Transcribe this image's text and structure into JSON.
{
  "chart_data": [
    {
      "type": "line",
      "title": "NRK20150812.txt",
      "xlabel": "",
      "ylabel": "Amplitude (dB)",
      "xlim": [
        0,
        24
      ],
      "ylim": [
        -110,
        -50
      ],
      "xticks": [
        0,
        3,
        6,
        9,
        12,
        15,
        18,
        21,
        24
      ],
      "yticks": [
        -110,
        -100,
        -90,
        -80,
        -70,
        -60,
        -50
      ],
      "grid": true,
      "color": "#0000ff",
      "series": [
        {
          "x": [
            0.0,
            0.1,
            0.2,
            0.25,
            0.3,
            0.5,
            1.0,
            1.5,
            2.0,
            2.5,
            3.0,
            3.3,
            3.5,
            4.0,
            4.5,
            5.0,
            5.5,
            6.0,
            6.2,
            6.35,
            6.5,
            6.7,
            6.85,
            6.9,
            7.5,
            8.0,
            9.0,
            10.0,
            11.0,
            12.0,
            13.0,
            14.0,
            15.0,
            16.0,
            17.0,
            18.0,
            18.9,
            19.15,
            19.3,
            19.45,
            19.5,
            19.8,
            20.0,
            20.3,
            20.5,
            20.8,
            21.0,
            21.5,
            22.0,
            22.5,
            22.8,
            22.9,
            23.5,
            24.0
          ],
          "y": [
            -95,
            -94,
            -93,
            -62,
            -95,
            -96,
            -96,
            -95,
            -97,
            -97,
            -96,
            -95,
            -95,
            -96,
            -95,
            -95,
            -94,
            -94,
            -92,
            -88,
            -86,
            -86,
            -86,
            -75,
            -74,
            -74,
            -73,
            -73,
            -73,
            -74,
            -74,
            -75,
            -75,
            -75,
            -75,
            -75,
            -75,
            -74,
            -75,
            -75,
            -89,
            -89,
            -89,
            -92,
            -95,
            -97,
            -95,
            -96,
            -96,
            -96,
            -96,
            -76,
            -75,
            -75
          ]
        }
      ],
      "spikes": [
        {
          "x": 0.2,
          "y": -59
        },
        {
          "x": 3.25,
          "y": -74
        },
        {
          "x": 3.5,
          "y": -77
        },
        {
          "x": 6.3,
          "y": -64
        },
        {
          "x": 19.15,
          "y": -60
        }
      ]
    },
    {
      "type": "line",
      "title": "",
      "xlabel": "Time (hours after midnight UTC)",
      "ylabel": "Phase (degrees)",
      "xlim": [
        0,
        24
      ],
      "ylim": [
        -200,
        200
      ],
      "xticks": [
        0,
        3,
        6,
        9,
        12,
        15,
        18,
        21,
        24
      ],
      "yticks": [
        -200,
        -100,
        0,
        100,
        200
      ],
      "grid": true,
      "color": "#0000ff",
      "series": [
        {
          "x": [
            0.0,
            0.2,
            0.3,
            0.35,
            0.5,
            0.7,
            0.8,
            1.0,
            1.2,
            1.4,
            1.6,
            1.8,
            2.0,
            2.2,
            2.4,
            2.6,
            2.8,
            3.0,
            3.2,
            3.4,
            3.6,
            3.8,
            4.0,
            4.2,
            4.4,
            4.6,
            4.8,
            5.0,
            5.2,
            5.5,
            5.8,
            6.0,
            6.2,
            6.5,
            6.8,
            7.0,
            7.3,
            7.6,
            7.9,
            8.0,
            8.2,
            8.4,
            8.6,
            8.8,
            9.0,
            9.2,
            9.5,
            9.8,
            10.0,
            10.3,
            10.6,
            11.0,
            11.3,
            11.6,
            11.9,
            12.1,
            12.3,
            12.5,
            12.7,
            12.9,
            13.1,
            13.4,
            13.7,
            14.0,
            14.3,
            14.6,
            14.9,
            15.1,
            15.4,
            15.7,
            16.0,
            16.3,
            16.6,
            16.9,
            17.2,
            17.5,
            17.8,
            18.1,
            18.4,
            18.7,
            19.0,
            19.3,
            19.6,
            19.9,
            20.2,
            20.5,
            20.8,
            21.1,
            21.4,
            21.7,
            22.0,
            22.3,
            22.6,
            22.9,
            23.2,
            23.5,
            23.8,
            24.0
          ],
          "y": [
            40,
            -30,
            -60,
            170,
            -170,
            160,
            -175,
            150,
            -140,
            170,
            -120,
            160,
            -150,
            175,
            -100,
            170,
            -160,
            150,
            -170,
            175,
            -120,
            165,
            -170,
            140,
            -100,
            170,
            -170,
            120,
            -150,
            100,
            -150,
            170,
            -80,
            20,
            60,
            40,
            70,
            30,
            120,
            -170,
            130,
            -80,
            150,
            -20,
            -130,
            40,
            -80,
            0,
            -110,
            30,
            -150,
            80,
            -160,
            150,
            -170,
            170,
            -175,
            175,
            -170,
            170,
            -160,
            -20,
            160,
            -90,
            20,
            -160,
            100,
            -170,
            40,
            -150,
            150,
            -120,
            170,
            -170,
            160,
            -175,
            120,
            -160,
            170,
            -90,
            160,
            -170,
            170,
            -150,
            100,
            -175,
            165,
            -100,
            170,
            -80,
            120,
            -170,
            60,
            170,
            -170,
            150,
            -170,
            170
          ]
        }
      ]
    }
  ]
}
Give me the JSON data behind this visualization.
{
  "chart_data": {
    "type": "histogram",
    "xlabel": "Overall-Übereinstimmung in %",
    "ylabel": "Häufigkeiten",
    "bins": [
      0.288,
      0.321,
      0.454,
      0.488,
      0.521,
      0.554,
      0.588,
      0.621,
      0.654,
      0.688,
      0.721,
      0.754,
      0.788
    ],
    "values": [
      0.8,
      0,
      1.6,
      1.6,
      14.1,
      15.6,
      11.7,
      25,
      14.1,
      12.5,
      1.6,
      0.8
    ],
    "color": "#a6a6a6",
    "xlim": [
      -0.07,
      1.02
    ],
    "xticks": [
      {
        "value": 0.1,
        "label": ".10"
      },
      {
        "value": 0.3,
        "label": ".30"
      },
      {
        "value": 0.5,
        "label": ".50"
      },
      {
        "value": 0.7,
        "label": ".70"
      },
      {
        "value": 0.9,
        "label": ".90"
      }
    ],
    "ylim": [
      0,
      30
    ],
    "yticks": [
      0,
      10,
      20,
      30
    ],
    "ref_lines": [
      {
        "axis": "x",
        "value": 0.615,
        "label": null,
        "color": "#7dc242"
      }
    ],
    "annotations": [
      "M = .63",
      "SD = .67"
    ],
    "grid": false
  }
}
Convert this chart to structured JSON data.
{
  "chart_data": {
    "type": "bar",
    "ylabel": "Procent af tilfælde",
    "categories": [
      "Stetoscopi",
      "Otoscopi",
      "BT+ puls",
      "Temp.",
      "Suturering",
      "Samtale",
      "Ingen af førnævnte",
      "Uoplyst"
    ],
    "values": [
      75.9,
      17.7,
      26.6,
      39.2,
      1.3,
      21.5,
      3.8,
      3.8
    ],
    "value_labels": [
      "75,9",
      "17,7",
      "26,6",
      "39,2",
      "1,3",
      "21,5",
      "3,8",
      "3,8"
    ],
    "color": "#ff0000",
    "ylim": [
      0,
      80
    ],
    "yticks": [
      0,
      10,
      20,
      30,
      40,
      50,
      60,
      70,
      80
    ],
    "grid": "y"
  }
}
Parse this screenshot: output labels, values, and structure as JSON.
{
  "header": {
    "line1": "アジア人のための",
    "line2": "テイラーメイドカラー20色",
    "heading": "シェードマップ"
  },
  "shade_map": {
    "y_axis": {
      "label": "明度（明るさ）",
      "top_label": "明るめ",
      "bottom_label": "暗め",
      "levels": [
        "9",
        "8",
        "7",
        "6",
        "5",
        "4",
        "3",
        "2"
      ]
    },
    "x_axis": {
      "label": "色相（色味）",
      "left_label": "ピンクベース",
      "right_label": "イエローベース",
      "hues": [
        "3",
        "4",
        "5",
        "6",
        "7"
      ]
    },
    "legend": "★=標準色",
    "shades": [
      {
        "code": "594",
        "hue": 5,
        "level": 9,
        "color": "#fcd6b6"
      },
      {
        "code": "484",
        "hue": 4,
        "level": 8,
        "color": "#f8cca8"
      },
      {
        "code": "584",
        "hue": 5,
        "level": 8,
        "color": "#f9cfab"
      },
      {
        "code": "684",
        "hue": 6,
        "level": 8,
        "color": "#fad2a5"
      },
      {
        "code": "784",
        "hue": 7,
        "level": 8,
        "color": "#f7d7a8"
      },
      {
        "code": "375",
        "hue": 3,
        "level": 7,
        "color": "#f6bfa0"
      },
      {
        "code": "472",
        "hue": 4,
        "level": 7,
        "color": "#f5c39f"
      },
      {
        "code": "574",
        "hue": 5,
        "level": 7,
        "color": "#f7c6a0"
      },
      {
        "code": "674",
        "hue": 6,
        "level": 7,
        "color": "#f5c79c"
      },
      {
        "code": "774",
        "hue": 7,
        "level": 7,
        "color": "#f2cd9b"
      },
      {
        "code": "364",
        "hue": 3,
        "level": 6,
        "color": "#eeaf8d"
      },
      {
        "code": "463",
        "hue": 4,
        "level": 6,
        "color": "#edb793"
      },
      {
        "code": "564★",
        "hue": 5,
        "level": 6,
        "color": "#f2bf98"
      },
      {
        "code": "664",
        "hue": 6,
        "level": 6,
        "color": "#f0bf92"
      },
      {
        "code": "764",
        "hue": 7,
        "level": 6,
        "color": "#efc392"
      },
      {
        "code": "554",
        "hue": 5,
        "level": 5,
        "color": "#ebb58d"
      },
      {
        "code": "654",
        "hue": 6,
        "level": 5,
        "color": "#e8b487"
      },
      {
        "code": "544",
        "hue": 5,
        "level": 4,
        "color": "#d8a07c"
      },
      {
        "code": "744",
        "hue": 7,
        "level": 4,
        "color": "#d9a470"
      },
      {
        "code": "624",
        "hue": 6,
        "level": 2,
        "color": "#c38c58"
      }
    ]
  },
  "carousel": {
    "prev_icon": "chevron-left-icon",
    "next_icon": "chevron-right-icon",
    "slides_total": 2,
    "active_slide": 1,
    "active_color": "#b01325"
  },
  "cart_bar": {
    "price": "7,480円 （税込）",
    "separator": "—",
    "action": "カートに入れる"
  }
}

========

Challenge
Locate the word "xlabel" in the entries, and copy every line where it is found.

Full solution
      "xlabel": "",
      "xlabel": "Time (hours after midnight UTC)",
    "xlabel": "Overall-Übereinstimmung in %",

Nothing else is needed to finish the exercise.